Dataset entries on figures
————————

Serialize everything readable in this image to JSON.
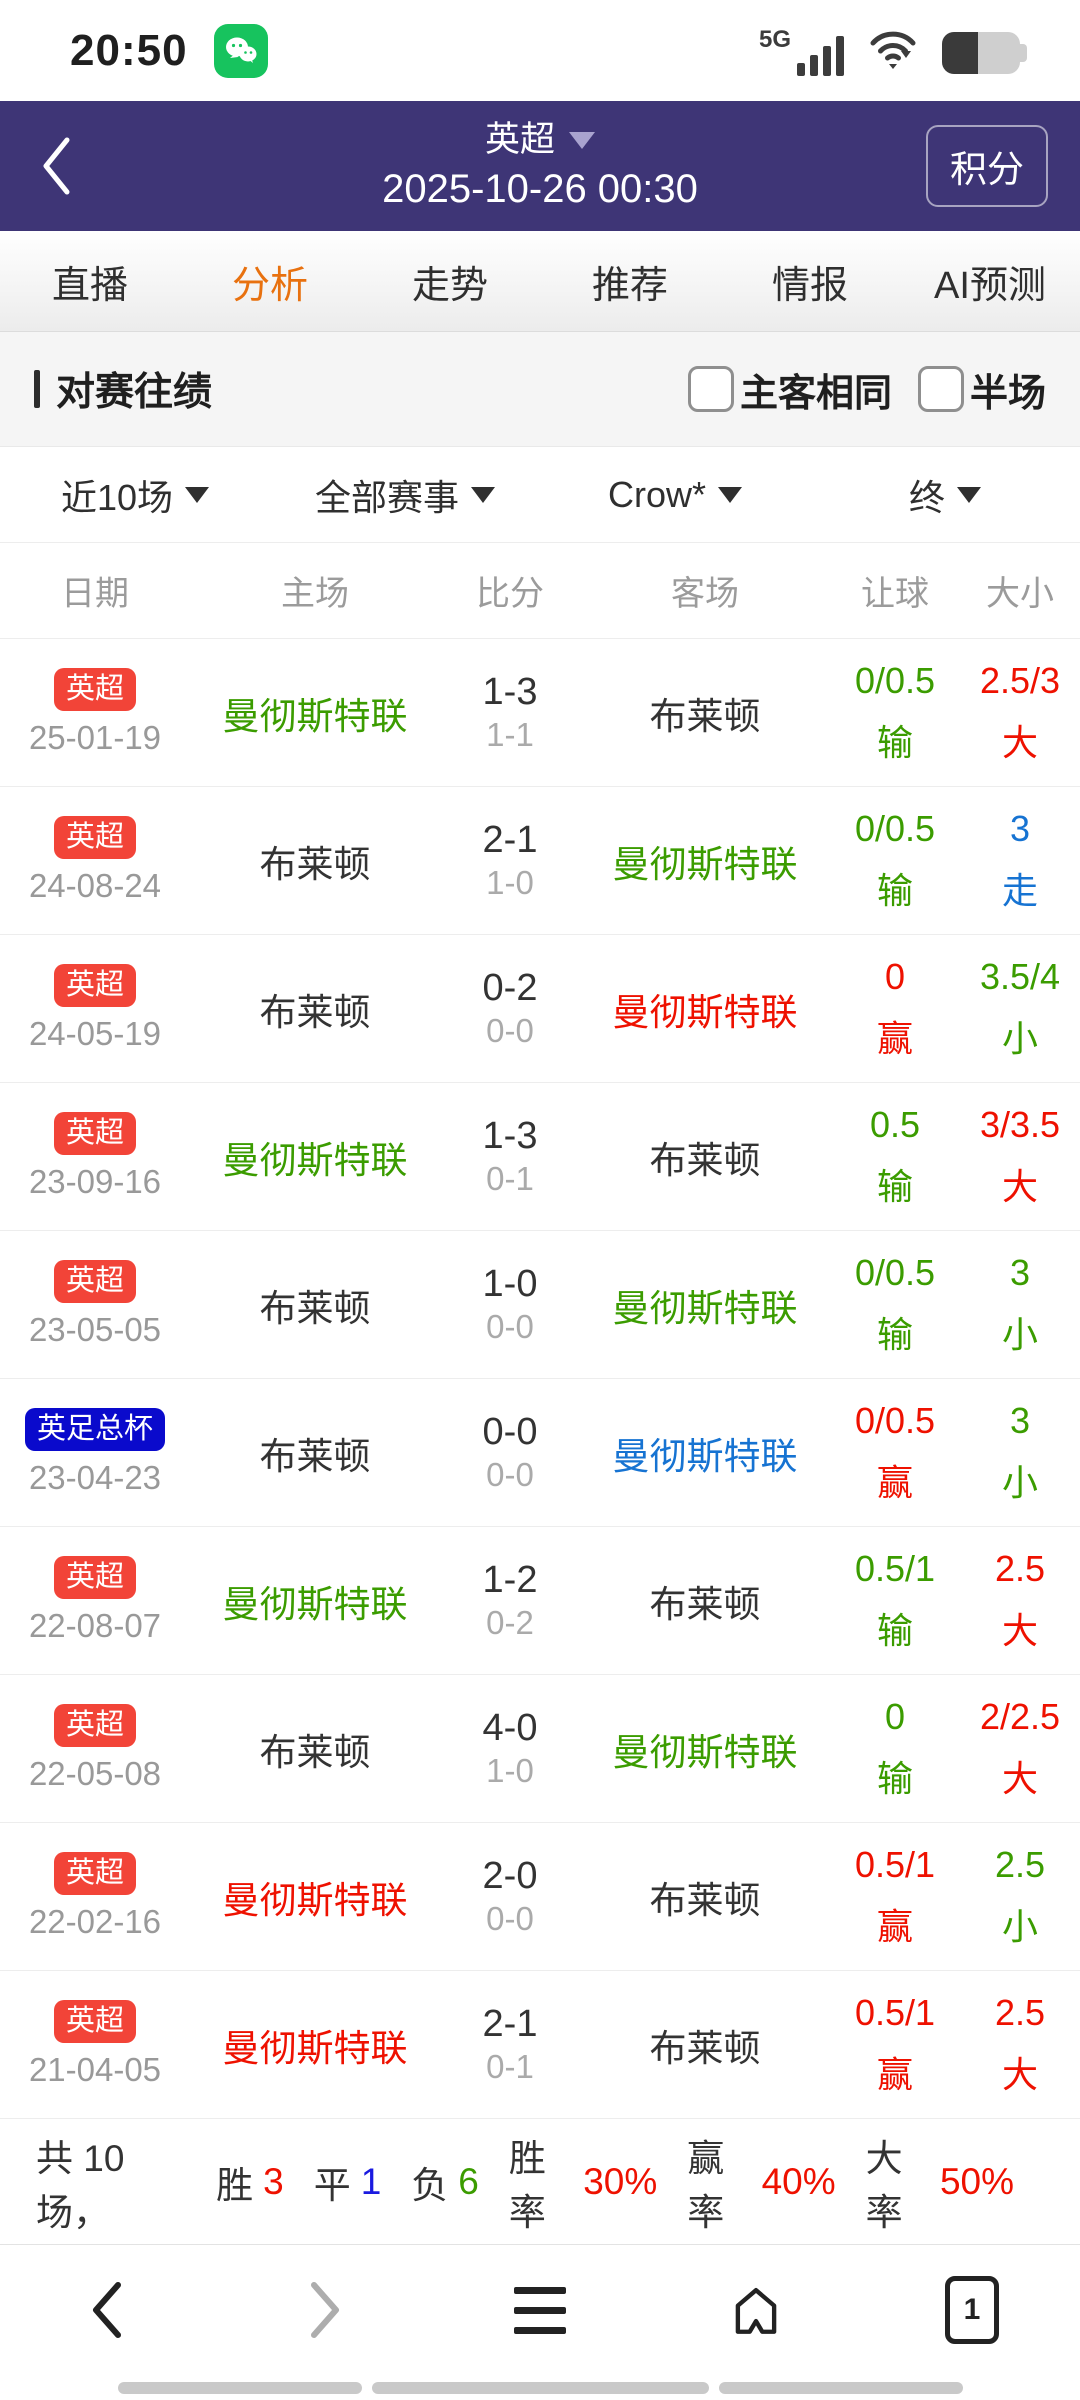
{
  "status_bar": {
    "time": "20:50",
    "network_label": "5G"
  },
  "header": {
    "league": "英超",
    "datetime": "2025-10-26 00:30",
    "standings_button": "积分"
  },
  "tabs": [
    {
      "label": "直播",
      "active": false
    },
    {
      "label": "分析",
      "active": true
    },
    {
      "label": "走势",
      "active": false
    },
    {
      "label": "推荐",
      "active": false
    },
    {
      "label": "情报",
      "active": false
    },
    {
      "label": "AI预测",
      "active": false
    }
  ],
  "section": {
    "title": "对赛往绩",
    "checkboxes": [
      {
        "label": "主客相同",
        "checked": false
      },
      {
        "label": "半场",
        "checked": false
      }
    ]
  },
  "filters": [
    {
      "label": "近10场"
    },
    {
      "label": "全部赛事"
    },
    {
      "label": "Crow*"
    },
    {
      "label": "终"
    }
  ],
  "table": {
    "columns": [
      "日期",
      "主场",
      "比分",
      "客场",
      "让球",
      "大小"
    ],
    "rows": [
      {
        "league": "英超",
        "league_color": "red",
        "date": "25-01-19",
        "home": "曼彻斯特联",
        "home_color": "green",
        "ft": "1-3",
        "ht": "1-1",
        "away": "布莱顿",
        "away_color": "dark",
        "handicap": "0/0.5",
        "handicap_result": "输",
        "handicap_color": "green",
        "ou": "2.5/3",
        "ou_result": "大",
        "ou_color": "red"
      },
      {
        "league": "英超",
        "league_color": "red",
        "date": "24-08-24",
        "home": "布莱顿",
        "home_color": "dark",
        "ft": "2-1",
        "ht": "1-0",
        "away": "曼彻斯特联",
        "away_color": "green",
        "handicap": "0/0.5",
        "handicap_result": "输",
        "handicap_color": "green",
        "ou": "3",
        "ou_result": "走",
        "ou_color": "blue"
      },
      {
        "league": "英超",
        "league_color": "red",
        "date": "24-05-19",
        "home": "布莱顿",
        "home_color": "dark",
        "ft": "0-2",
        "ht": "0-0",
        "away": "曼彻斯特联",
        "away_color": "red",
        "handicap": "0",
        "handicap_result": "赢",
        "handicap_color": "red",
        "ou": "3.5/4",
        "ou_result": "小",
        "ou_color": "green"
      },
      {
        "league": "英超",
        "league_color": "red",
        "date": "23-09-16",
        "home": "曼彻斯特联",
        "home_color": "green",
        "ft": "1-3",
        "ht": "0-1",
        "away": "布莱顿",
        "away_color": "dark",
        "handicap": "0.5",
        "handicap_result": "输",
        "handicap_color": "green",
        "ou": "3/3.5",
        "ou_result": "大",
        "ou_color": "red"
      },
      {
        "league": "英超",
        "league_color": "red",
        "date": "23-05-05",
        "home": "布莱顿",
        "home_color": "dark",
        "ft": "1-0",
        "ht": "0-0",
        "away": "曼彻斯特联",
        "away_color": "green",
        "handicap": "0/0.5",
        "handicap_result": "输",
        "handicap_color": "green",
        "ou": "3",
        "ou_result": "小",
        "ou_color": "green"
      },
      {
        "league": "英足总杯",
        "league_color": "blue",
        "date": "23-04-23",
        "home": "布莱顿",
        "home_color": "dark",
        "ft": "0-0",
        "ht": "0-0",
        "away": "曼彻斯特联",
        "away_color": "blue",
        "handicap": "0/0.5",
        "handicap_result": "赢",
        "handicap_color": "red",
        "ou": "3",
        "ou_result": "小",
        "ou_color": "green"
      },
      {
        "league": "英超",
        "league_color": "red",
        "date": "22-08-07",
        "home": "曼彻斯特联",
        "home_color": "green",
        "ft": "1-2",
        "ht": "0-2",
        "away": "布莱顿",
        "away_color": "dark",
        "handicap": "0.5/1",
        "handicap_result": "输",
        "handicap_color": "green",
        "ou": "2.5",
        "ou_result": "大",
        "ou_color": "red"
      },
      {
        "league": "英超",
        "league_color": "red",
        "date": "22-05-08",
        "home": "布莱顿",
        "home_color": "dark",
        "ft": "4-0",
        "ht": "1-0",
        "away": "曼彻斯特联",
        "away_color": "green",
        "handicap": "0",
        "handicap_result": "输",
        "handicap_color": "green",
        "ou": "2/2.5",
        "ou_result": "大",
        "ou_color": "red"
      },
      {
        "league": "英超",
        "league_color": "red",
        "date": "22-02-16",
        "home": "曼彻斯特联",
        "home_color": "red",
        "ft": "2-0",
        "ht": "0-0",
        "away": "布莱顿",
        "away_color": "dark",
        "handicap": "0.5/1",
        "handicap_result": "赢",
        "handicap_color": "red",
        "ou": "2.5",
        "ou_result": "小",
        "ou_color": "green"
      },
      {
        "league": "英超",
        "league_color": "red",
        "date": "21-04-05",
        "home": "曼彻斯特联",
        "home_color": "red",
        "ft": "2-1",
        "ht": "0-1",
        "away": "布莱顿",
        "away_color": "dark",
        "handicap": "0.5/1",
        "handicap_result": "赢",
        "handicap_color": "red",
        "ou": "2.5",
        "ou_result": "大",
        "ou_color": "red"
      }
    ]
  },
  "summary": {
    "lead": "共 10 场，",
    "stats": [
      {
        "label": "胜",
        "value": "3",
        "color": "red"
      },
      {
        "label": "平",
        "value": "1",
        "color": "indigo"
      },
      {
        "label": "负",
        "value": "6",
        "color": "green"
      },
      {
        "label": "胜率",
        "value": "30%",
        "color": "red"
      },
      {
        "label": "赢率",
        "value": "40%",
        "color": "red"
      },
      {
        "label": "大率",
        "value": "50%",
        "color": "red"
      }
    ]
  },
  "bottom_nav": {
    "tab_count": "1"
  },
  "colors": {
    "header_purple": "#3e3576",
    "active_tab_orange": "#e8710f",
    "win_red": "#ee1100",
    "loss_green": "#3b9c00",
    "draw_blue": "#1673d2",
    "badge_red": "#f24438",
    "badge_blue": "#0a0acc"
  }
}
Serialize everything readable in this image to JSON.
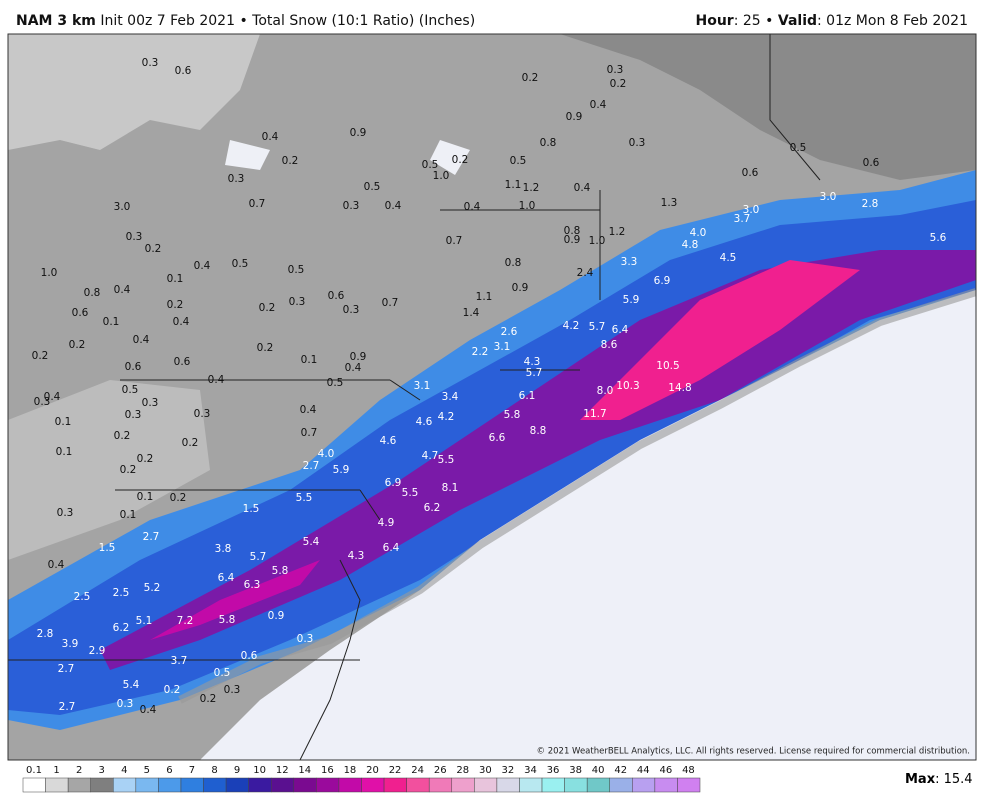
{
  "header": {
    "model": "NAM 3 km",
    "init": "Init 00z 7 Feb 2021",
    "product": "Total Snow (10:1 Ratio) (Inches)",
    "hour_label": "Hour",
    "hour": ": 25",
    "valid_label": "Valid",
    "valid": ": 01z Mon 8 Feb 2021"
  },
  "labels": [
    "0.3",
    "0.6",
    "0.2",
    "0.3",
    "0.2",
    "0.4",
    "0.9",
    "0.4",
    "0.9",
    "0.8",
    "0.3",
    "0.5",
    "0.6",
    "0.2",
    "0.5",
    "0.2",
    "0.5",
    "0.6",
    "0.3",
    "0.5",
    "1.0",
    "1.1",
    "1.2",
    "0.4",
    "3.0",
    "2.8",
    "0.7",
    "0.3",
    "0.4",
    "0.4",
    "1.0",
    "1.3",
    "3.0",
    "3.7",
    "3.0",
    "0.3",
    "0.2",
    "0.7",
    "0.8",
    "0.9",
    "1.0",
    "1.2",
    "4.0",
    "4.8",
    "5.6",
    "4.5",
    "0.4",
    "0.5",
    "0.5",
    "0.8",
    "3.3",
    "1.0",
    "0.1",
    "0.9",
    "2.4",
    "6.9",
    "0.8",
    "0.4",
    "0.2",
    "0.2",
    "0.3",
    "0.6",
    "0.3",
    "0.7",
    "1.1",
    "5.9",
    "0.6",
    "0.1",
    "0.4",
    "1.4",
    "4.2",
    "5.7",
    "6.4",
    "0.4",
    "2.6",
    "8.6",
    "0.2",
    "0.2",
    "0.2",
    "0.1",
    "0.9",
    "2.2",
    "3.1",
    "0.6",
    "0.6",
    "0.4",
    "4.3",
    "5.7",
    "10.5",
    "0.4",
    "0.5",
    "3.1",
    "0.5",
    "0.3",
    "0.4",
    "0.3",
    "3.4",
    "6.1",
    "8.0",
    "10.3",
    "14.8",
    "0.3",
    "0.3",
    "0.4",
    "4.6",
    "4.2",
    "5.8",
    "11.7",
    "0.1",
    "0.2",
    "0.2",
    "0.7",
    "4.6",
    "6.6",
    "8.8",
    "0.1",
    "0.2",
    "4.0",
    "4.7",
    "5.5",
    "0.2",
    "2.7",
    "5.9",
    "0.1",
    "0.2",
    "5.5",
    "6.9",
    "5.5",
    "8.1",
    "0.3",
    "0.1",
    "1.5",
    "6.2",
    "4.9",
    "2.7",
    "5.4",
    "3.8",
    "6.4",
    "1.5",
    "5.7",
    "4.3",
    "0.4",
    "5.8",
    "6.4",
    "6.3",
    "5.2",
    "2.5",
    "2.5",
    "0.9",
    "7.2",
    "5.8",
    "5.1",
    "6.2",
    "2.8",
    "0.3",
    "3.9",
    "2.9",
    "0.6",
    "3.7",
    "2.7",
    "0.5",
    "5.4",
    "0.2",
    "0.3",
    "0.2",
    "0.3",
    "2.7",
    "0.4"
  ],
  "legend": {
    "labels": [
      0.1,
      1,
      2,
      3,
      4,
      5,
      6,
      7,
      8,
      9,
      10,
      12,
      14,
      16,
      18,
      20,
      22,
      24,
      26,
      28,
      30,
      32,
      34,
      36,
      38,
      40,
      42,
      44,
      46,
      48
    ],
    "colors": [
      "#ffffff",
      "#d9d9d9",
      "#a6a6a6",
      "#7f7f7f",
      "#a9d2f5",
      "#7ab8f0",
      "#4c9aea",
      "#2f7fe0",
      "#1f5fd0",
      "#1a40b8",
      "#3a1aa0",
      "#5a1090",
      "#7a0a90",
      "#9a0a9c",
      "#c20aa8",
      "#e010a8",
      "#f0208f",
      "#f2509e",
      "#f07ab8",
      "#eea0cc",
      "#e8c4dc",
      "#d8d8e8",
      "#b8e8f0",
      "#9af0f0",
      "#88e0e0",
      "#70c8c8",
      "#9ab0e8",
      "#b8a0f0",
      "#c88cf0",
      "#d080f0"
    ]
  },
  "copyright": "© 2021 WeatherBELL Analytics, LLC. All rights reserved. License required for commercial distribution.",
  "max": {
    "label": "Max",
    "value": ": 15.4"
  }
}
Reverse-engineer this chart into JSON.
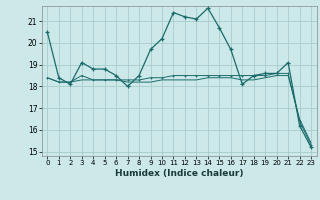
{
  "xlabel": "Humidex (Indice chaleur)",
  "background_color": "#cce8e8",
  "grid_color": "#aacccc",
  "line_color": "#1a6b6b",
  "xlim": [
    -0.5,
    23.5
  ],
  "ylim": [
    14.8,
    21.7
  ],
  "yticks": [
    15,
    16,
    17,
    18,
    19,
    20,
    21
  ],
  "xticks": [
    0,
    1,
    2,
    3,
    4,
    5,
    6,
    7,
    8,
    9,
    10,
    11,
    12,
    13,
    14,
    15,
    16,
    17,
    18,
    19,
    20,
    21,
    22,
    23
  ],
  "series": [
    [
      20.5,
      18.4,
      18.1,
      19.1,
      18.8,
      18.8,
      18.5,
      18.0,
      18.5,
      19.7,
      20.2,
      21.4,
      21.2,
      21.1,
      21.6,
      20.7,
      19.7,
      18.1,
      18.5,
      18.6,
      18.6,
      19.1,
      16.2,
      15.2
    ],
    [
      18.4,
      18.2,
      18.2,
      18.5,
      18.3,
      18.3,
      18.3,
      18.3,
      18.3,
      18.4,
      18.4,
      18.5,
      18.5,
      18.5,
      18.5,
      18.5,
      18.5,
      18.5,
      18.5,
      18.5,
      18.6,
      18.6,
      16.4,
      15.3
    ],
    [
      18.4,
      18.2,
      18.2,
      18.3,
      18.3,
      18.3,
      18.3,
      18.2,
      18.2,
      18.2,
      18.3,
      18.3,
      18.3,
      18.3,
      18.4,
      18.4,
      18.4,
      18.3,
      18.3,
      18.4,
      18.5,
      18.5,
      16.5,
      15.4
    ]
  ]
}
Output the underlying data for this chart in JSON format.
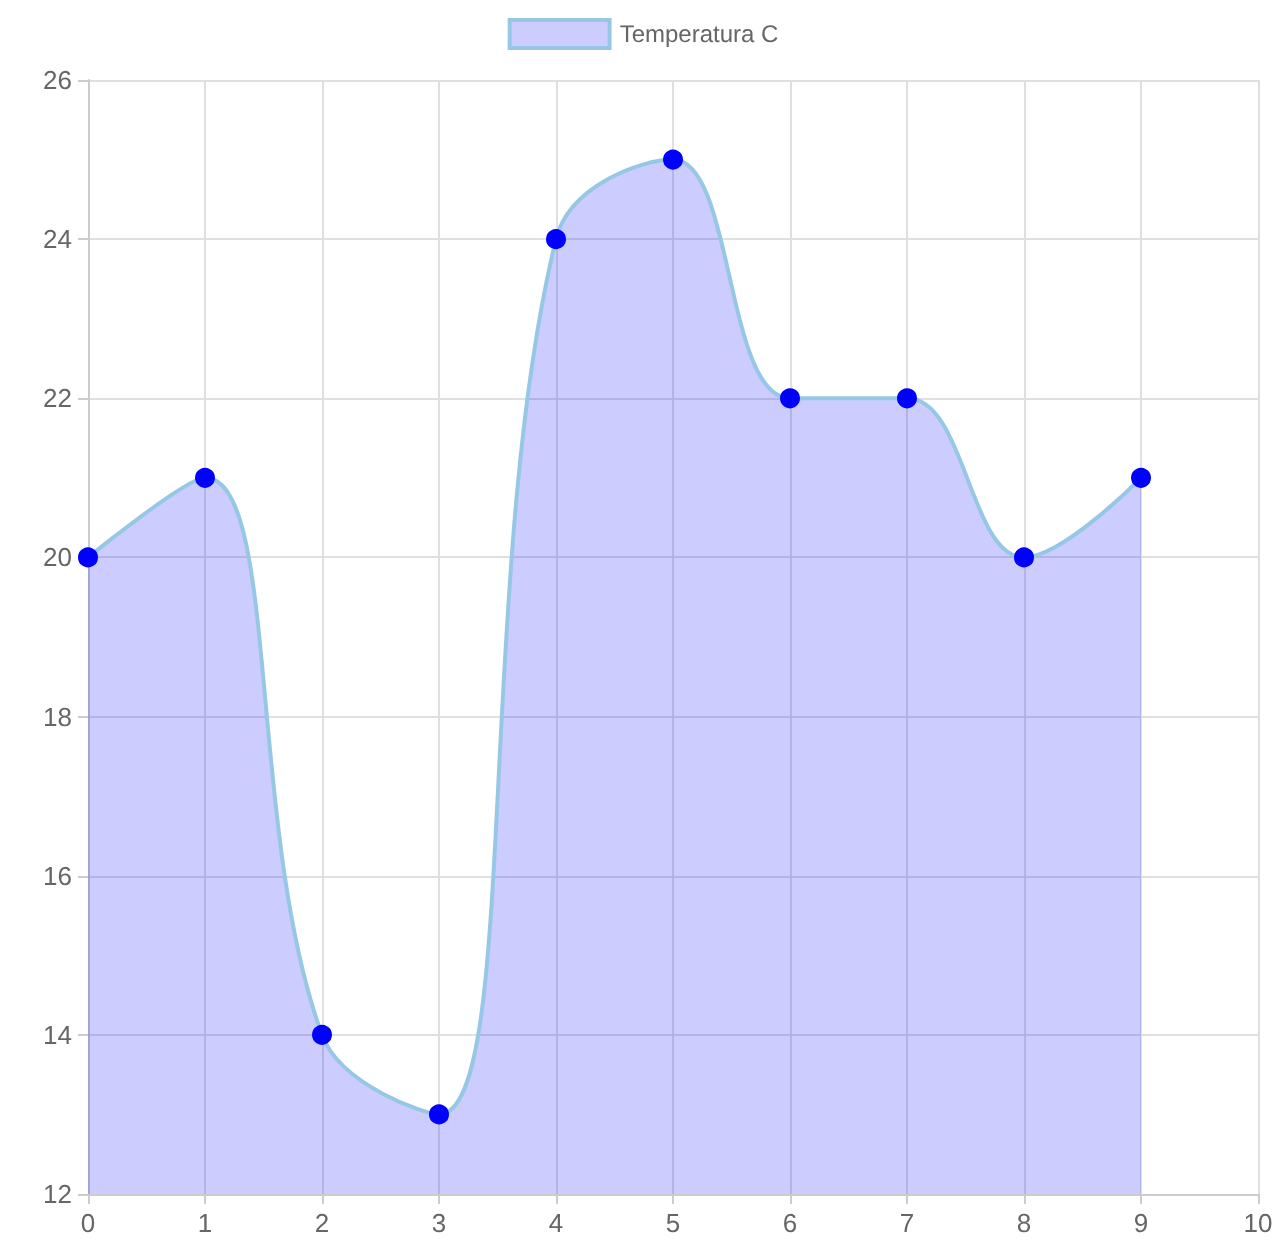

————————

Exercise details → From the data above, pick out each line containing "chart" and copy it.

The completed task →
Reverse-engineer this chart into JSON.
Output the underlying data for this chart in JSON format.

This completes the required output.